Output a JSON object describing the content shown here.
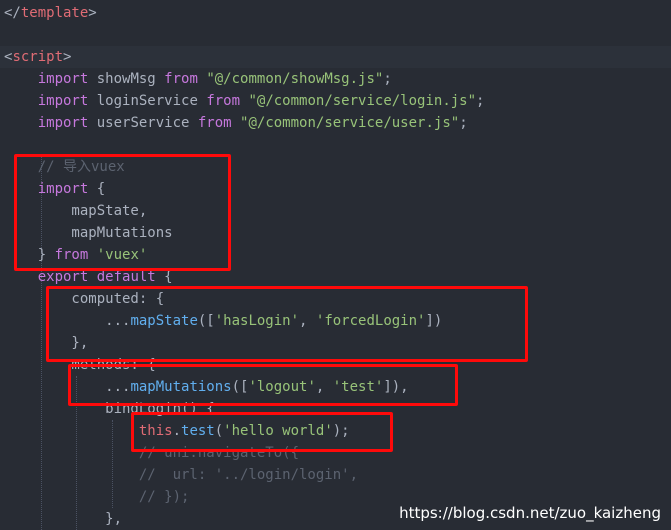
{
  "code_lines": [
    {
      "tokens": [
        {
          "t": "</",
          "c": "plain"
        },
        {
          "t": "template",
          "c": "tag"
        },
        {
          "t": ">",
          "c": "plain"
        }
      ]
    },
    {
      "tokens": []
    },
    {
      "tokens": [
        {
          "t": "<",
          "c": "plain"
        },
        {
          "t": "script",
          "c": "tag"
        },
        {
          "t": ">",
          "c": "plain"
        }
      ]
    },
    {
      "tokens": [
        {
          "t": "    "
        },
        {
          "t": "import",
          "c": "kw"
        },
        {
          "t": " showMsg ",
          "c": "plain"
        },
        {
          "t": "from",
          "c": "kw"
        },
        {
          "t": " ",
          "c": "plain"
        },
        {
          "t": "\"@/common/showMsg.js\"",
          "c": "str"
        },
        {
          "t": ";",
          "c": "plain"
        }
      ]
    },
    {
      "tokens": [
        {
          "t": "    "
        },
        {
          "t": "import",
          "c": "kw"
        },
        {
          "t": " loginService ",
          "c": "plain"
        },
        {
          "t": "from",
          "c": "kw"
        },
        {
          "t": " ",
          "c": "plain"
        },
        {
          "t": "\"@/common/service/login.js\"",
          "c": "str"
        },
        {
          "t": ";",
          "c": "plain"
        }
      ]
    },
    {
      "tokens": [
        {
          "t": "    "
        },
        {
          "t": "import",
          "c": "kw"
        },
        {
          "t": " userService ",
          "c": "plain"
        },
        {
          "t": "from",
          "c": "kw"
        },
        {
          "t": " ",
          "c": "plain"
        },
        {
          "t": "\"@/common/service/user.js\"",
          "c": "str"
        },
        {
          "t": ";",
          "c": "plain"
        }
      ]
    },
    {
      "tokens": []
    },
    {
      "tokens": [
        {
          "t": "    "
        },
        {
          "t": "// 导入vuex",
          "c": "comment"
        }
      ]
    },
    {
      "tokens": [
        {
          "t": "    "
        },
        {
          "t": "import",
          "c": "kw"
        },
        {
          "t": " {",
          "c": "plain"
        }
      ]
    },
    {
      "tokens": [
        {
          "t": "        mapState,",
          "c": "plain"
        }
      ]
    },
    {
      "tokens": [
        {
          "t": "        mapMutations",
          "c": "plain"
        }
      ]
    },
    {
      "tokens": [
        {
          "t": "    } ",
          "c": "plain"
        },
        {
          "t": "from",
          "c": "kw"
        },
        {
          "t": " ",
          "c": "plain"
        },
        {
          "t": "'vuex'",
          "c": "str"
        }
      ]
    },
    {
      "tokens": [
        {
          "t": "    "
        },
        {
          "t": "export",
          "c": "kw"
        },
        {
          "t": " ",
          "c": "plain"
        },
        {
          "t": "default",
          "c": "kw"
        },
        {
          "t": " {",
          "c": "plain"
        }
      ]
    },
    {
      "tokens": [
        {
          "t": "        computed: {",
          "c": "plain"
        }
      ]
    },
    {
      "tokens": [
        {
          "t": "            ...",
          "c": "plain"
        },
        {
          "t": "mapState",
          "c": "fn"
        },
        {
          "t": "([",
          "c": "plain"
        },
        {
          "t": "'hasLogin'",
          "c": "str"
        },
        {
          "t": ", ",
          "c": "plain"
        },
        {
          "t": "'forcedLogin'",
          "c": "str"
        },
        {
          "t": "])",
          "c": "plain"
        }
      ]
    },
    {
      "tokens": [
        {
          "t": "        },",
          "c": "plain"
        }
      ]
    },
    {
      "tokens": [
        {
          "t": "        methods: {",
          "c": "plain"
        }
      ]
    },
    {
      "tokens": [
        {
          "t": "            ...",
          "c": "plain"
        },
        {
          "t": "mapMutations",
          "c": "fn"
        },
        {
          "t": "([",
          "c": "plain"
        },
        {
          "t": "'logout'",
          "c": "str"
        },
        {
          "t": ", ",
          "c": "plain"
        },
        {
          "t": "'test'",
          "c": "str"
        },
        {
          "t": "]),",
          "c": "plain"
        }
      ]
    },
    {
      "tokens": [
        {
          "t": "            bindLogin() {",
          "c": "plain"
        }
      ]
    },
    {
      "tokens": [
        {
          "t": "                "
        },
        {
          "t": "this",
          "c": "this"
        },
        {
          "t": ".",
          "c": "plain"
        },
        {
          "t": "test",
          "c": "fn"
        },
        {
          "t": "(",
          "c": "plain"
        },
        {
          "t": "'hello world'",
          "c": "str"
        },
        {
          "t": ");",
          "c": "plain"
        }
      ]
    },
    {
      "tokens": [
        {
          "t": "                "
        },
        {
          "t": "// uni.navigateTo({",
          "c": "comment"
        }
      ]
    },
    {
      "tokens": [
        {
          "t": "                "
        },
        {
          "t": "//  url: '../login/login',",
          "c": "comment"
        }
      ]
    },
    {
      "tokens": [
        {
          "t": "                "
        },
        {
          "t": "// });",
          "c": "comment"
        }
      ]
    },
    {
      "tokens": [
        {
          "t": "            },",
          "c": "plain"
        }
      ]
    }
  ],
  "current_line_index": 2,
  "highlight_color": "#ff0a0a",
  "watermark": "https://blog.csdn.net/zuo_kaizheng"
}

# # # # #

*Task brief*
Give the entries again word for word, but skip the pictures.

*Result below*
Output a JSON object describing the content shown here.
{
  "code_lines": [
    {
      "tokens": [
        {
          "t": "</",
          "c": "plain"
        },
        {
          "t": "template",
          "c": "tag"
        },
        {
          "t": ">",
          "c": "plain"
        }
      ]
    },
    {
      "tokens": []
    },
    {
      "tokens": [
        {
          "t": "<",
          "c": "plain"
        },
        {
          "t": "script",
          "c": "tag"
        },
        {
          "t": ">",
          "c": "plain"
        }
      ]
    },
    {
      "tokens": [
        {
          "t": "    "
        },
        {
          "t": "import",
          "c": "kw"
        },
        {
          "t": " showMsg ",
          "c": "plain"
        },
        {
          "t": "from",
          "c": "kw"
        },
        {
          "t": " ",
          "c": "plain"
        },
        {
          "t": "\"@/common/showMsg.js\"",
          "c": "str"
        },
        {
          "t": ";",
          "c": "plain"
        }
      ]
    },
    {
      "tokens": [
        {
          "t": "    "
        },
        {
          "t": "import",
          "c": "kw"
        },
        {
          "t": " loginService ",
          "c": "plain"
        },
        {
          "t": "from",
          "c": "kw"
        },
        {
          "t": " ",
          "c": "plain"
        },
        {
          "t": "\"@/common/service/login.js\"",
          "c": "str"
        },
        {
          "t": ";",
          "c": "plain"
        }
      ]
    },
    {
      "tokens": [
        {
          "t": "    "
        },
        {
          "t": "import",
          "c": "kw"
        },
        {
          "t": " userService ",
          "c": "plain"
        },
        {
          "t": "from",
          "c": "kw"
        },
        {
          "t": " ",
          "c": "plain"
        },
        {
          "t": "\"@/common/service/user.js\"",
          "c": "str"
        },
        {
          "t": ";",
          "c": "plain"
        }
      ]
    },
    {
      "tokens": []
    },
    {
      "tokens": [
        {
          "t": "    "
        },
        {
          "t": "// 导入vuex",
          "c": "comment"
        }
      ]
    },
    {
      "tokens": [
        {
          "t": "    "
        },
        {
          "t": "import",
          "c": "kw"
        },
        {
          "t": " {",
          "c": "plain"
        }
      ]
    },
    {
      "tokens": [
        {
          "t": "        mapState,",
          "c": "plain"
        }
      ]
    },
    {
      "tokens": [
        {
          "t": "        mapMutations",
          "c": "plain"
        }
      ]
    },
    {
      "tokens": [
        {
          "t": "    } ",
          "c": "plain"
        },
        {
          "t": "from",
          "c": "kw"
        },
        {
          "t": " ",
          "c": "plain"
        },
        {
          "t": "'vuex'",
          "c": "str"
        }
      ]
    },
    {
      "tokens": [
        {
          "t": "    "
        },
        {
          "t": "export",
          "c": "kw"
        },
        {
          "t": " ",
          "c": "plain"
        },
        {
          "t": "default",
          "c": "kw"
        },
        {
          "t": " {",
          "c": "plain"
        }
      ]
    },
    {
      "tokens": [
        {
          "t": "        computed: {",
          "c": "plain"
        }
      ]
    },
    {
      "tokens": [
        {
          "t": "            ...",
          "c": "plain"
        },
        {
          "t": "mapState",
          "c": "fn"
        },
        {
          "t": "([",
          "c": "plain"
        },
        {
          "t": "'hasLogin'",
          "c": "str"
        },
        {
          "t": ", ",
          "c": "plain"
        },
        {
          "t": "'forcedLogin'",
          "c": "str"
        },
        {
          "t": "])",
          "c": "plain"
        }
      ]
    },
    {
      "tokens": [
        {
          "t": "        },",
          "c": "plain"
        }
      ]
    },
    {
      "tokens": [
        {
          "t": "        methods: {",
          "c": "plain"
        }
      ]
    },
    {
      "tokens": [
        {
          "t": "            ...",
          "c": "plain"
        },
        {
          "t": "mapMutations",
          "c": "fn"
        },
        {
          "t": "([",
          "c": "plain"
        },
        {
          "t": "'logout'",
          "c": "str"
        },
        {
          "t": ", ",
          "c": "plain"
        },
        {
          "t": "'test'",
          "c": "str"
        },
        {
          "t": "]),",
          "c": "plain"
        }
      ]
    },
    {
      "tokens": [
        {
          "t": "            bindLogin() {",
          "c": "plain"
        }
      ]
    },
    {
      "tokens": [
        {
          "t": "                "
        },
        {
          "t": "this",
          "c": "this"
        },
        {
          "t": ".",
          "c": "plain"
        },
        {
          "t": "test",
          "c": "fn"
        },
        {
          "t": "(",
          "c": "plain"
        },
        {
          "t": "'hello world'",
          "c": "str"
        },
        {
          "t": ");",
          "c": "plain"
        }
      ]
    },
    {
      "tokens": [
        {
          "t": "                "
        },
        {
          "t": "// uni.navigateTo({",
          "c": "comment"
        }
      ]
    },
    {
      "tokens": [
        {
          "t": "                "
        },
        {
          "t": "//  url: '../login/login',",
          "c": "comment"
        }
      ]
    },
    {
      "tokens": [
        {
          "t": "                "
        },
        {
          "t": "// });",
          "c": "comment"
        }
      ]
    },
    {
      "tokens": [
        {
          "t": "            },",
          "c": "plain"
        }
      ]
    }
  ],
  "current_line_index": 2,
  "highlight_color": "#ff0a0a",
  "watermark": "https://blog.csdn.net/zuo_kaizheng"
}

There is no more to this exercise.